## Your instructions
The entries need to be copied exactly.

------------------------------------------------

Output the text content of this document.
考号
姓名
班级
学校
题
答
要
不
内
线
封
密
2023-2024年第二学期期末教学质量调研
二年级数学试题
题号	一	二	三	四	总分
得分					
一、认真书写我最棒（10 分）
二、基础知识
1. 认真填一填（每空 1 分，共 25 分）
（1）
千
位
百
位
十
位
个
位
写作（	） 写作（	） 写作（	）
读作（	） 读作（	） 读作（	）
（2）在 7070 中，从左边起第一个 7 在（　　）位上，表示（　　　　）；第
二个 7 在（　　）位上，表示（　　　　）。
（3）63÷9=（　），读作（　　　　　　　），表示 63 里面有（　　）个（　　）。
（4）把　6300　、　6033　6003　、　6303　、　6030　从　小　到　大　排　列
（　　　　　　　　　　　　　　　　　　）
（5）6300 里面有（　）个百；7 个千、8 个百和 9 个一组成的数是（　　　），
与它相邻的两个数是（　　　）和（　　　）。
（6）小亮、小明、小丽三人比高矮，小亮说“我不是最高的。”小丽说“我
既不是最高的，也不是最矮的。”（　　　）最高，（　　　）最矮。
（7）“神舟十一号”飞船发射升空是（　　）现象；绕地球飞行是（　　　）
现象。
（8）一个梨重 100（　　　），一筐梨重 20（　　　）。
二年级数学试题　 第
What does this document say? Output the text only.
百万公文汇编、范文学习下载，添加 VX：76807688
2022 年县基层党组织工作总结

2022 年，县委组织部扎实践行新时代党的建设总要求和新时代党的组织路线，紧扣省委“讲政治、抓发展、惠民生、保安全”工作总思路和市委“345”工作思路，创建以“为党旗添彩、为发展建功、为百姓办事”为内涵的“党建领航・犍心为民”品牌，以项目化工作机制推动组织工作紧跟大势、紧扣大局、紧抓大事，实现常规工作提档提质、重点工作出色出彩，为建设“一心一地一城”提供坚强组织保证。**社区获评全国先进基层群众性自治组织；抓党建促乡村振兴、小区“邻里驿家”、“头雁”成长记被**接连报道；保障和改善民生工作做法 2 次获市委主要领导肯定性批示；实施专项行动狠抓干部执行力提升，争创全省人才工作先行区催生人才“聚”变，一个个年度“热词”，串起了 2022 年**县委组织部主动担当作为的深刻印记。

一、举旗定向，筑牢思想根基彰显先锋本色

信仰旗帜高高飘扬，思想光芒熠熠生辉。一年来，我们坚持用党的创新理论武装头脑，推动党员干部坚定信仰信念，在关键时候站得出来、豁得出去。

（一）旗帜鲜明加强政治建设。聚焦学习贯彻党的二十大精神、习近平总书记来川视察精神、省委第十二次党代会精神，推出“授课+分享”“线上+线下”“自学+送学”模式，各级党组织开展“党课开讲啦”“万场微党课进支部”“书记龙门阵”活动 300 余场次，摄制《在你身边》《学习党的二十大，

------------------------------------------------

## Answer to the exercise
Output the text content of this document.
考号
姓名
班级
学校
题
答
要
不
内
线
封
密
2023-2024年第二学期期末教学质量调研
二年级数学试题
题号	一	二	三	四	总分
得分					
一、认真书写我最棒（10 分）
二、基础知识
1. 认真填一填（每空 1 分，共 25 分）
（1）
千
位
百
位
十
位
个
位
写作（	） 写作（	） 写作（	）
读作（	） 读作（	） 读作（	）
（2）在 7070 中，从左边起第一个 7 在（　　）位上，表示（　　　　）；第
二个 7 在（　　）位上，表示（　　　　）。
（3）63÷9=（　），读作（　　　　　　　），表示 63 里面有（　　）个（　　）。
（4）把　6300　、　6033　6003　、　6303　、　6030　从　小　到　大　排　列
（　　　　　　　　　　　　　　　　　　）
（5）6300 里面有（　）个百；7 个千、8 个百和 9 个一组成的数是（　　　），
与它相邻的两个数是（　　　）和（　　　）。
（6）小亮、小明、小丽三人比高矮，小亮说“我不是最高的。”小丽说“我
既不是最高的，也不是最矮的。”（　　　）最高，（　　　）最矮。
（7）“神舟十一号”飞船发射升空是（　　）现象；绕地球飞行是（　　　）
现象。
（8）一个梨重 100（　　　），一筐梨重 20（　　　）。
二年级数学试题　 第
What does this document say? Output the text only.
百万公文汇编、范文学习下载，添加 VX：76807688
2022 年县基层党组织工作总结

2022 年，县委组织部扎实践行新时代党的建设总要求和新时代党的组织路线，紧扣省委“讲政治、抓发展、惠民生、保安全”工作总思路和市委“345”工作思路，创建以“为党旗添彩、为发展建功、为百姓办事”为内涵的“党建领航・犍心为民”品牌，以项目化工作机制推动组织工作紧跟大势、紧扣大局、紧抓大事，实现常规工作提档提质、重点工作出色出彩，为建设“一心一地一城”提供坚强组织保证。**社区获评全国先进基层群众性自治组织；抓党建促乡村振兴、小区“邻里驿家”、“头雁”成长记被**接连报道；保障和改善民生工作做法 2 次获市委主要领导肯定性批示；实施专项行动狠抓干部执行力提升，争创全省人才工作先行区催生人才“聚”变，一个个年度“热词”，串起了 2022 年**县委组织部主动担当作为的深刻印记。

一、举旗定向，筑牢思想根基彰显先锋本色

信仰旗帜高高飘扬，思想光芒熠熠生辉。一年来，我们坚持用党的创新理论武装头脑，推动党员干部坚定信仰信念，在关键时候站得出来、豁得出去。

（一）旗帜鲜明加强政治建设。聚焦学习贯彻党的二十大精神、习近平总书记来川视察精神、省委第十二次党代会精神，推出“授课+分享”“线上+线下”“自学+送学”模式，各级党组织开展“党课开讲啦”“万场微党课进支部”“书记龙门阵”活动 300 余场次，摄制《在你身边》《学习党的二十大，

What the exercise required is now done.